▶ [AIM] Identify every line containing the word "оборудование" and reproduce each one.

▶ [TASK DATA]

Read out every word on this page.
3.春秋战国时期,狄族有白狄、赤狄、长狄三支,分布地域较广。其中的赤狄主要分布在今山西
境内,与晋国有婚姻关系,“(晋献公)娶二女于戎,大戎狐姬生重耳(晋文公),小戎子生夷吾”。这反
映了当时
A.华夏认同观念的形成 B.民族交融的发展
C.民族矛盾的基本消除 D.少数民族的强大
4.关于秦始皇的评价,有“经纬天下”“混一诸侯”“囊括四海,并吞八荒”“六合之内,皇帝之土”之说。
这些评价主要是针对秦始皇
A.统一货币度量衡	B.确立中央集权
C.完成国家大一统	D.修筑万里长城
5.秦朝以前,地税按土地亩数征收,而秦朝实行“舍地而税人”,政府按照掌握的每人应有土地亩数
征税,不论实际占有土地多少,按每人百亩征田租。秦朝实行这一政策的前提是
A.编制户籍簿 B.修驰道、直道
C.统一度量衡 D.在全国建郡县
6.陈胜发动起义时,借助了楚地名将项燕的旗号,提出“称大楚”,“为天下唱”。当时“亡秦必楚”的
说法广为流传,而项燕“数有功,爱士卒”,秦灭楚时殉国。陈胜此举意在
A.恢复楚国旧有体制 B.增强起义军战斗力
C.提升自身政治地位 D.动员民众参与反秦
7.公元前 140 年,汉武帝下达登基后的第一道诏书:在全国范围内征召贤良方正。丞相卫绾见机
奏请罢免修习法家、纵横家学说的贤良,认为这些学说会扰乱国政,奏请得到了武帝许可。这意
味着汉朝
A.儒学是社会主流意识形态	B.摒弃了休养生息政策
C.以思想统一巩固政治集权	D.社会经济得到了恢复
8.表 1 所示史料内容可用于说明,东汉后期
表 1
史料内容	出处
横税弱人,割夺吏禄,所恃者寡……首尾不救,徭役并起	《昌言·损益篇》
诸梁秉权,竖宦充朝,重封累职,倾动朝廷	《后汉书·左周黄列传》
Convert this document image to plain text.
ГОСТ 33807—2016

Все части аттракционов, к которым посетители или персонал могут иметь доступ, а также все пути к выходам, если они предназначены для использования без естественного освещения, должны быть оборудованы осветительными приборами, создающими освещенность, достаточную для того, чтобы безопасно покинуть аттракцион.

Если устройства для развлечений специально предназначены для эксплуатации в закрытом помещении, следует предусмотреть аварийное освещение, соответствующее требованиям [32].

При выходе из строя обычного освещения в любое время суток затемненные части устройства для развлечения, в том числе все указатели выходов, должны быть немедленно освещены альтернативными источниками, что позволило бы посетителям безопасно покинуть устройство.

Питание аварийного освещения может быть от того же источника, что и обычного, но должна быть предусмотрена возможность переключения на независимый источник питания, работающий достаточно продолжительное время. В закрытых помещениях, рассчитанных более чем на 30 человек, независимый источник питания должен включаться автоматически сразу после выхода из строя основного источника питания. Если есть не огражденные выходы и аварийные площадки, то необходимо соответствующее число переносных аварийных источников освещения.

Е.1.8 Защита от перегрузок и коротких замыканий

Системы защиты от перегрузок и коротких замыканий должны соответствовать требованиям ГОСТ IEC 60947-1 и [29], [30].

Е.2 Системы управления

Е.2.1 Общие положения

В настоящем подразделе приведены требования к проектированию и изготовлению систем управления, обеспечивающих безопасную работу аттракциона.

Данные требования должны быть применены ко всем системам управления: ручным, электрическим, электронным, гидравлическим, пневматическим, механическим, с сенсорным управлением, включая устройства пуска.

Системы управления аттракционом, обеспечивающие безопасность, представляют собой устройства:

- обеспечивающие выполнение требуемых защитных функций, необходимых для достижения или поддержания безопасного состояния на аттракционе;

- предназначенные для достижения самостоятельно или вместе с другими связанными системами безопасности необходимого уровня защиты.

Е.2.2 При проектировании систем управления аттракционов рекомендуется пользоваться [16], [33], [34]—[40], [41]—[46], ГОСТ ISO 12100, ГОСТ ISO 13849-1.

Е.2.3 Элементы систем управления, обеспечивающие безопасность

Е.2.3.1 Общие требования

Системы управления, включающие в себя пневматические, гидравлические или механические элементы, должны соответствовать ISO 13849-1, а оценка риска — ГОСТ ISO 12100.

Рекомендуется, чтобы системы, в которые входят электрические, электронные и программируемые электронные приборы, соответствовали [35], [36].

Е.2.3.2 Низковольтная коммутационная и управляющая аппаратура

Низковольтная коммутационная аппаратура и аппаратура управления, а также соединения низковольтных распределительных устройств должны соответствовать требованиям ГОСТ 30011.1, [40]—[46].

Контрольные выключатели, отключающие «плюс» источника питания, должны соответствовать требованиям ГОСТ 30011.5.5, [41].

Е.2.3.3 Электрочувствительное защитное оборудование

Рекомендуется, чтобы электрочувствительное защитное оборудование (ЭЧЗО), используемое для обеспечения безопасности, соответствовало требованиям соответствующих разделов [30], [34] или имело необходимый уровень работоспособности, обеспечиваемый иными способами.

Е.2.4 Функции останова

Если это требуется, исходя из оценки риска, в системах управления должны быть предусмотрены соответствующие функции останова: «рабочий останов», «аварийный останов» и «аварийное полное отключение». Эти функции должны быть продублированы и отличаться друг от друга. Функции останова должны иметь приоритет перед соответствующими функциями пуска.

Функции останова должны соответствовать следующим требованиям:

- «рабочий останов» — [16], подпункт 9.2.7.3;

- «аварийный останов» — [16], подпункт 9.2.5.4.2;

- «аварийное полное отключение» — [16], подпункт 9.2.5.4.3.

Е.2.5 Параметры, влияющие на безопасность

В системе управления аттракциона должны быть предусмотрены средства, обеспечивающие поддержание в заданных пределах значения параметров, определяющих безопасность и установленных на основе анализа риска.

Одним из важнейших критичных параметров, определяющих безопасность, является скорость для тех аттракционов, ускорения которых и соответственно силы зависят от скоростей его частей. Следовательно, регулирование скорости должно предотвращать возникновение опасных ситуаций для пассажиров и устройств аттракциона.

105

▶ [TASK SOLUTION]
Е.2.3.3 Электрочувствительное защитное оборудование
Рекомендуется, чтобы электрочувствительное защитное оборудование (ЭЧЗО), используемое для обеспечения безопасности, соответствовало требованиям соответствующих разделов [30], [34] или имело необходимый уровень работоспособности, обеспечиваемый иными способами.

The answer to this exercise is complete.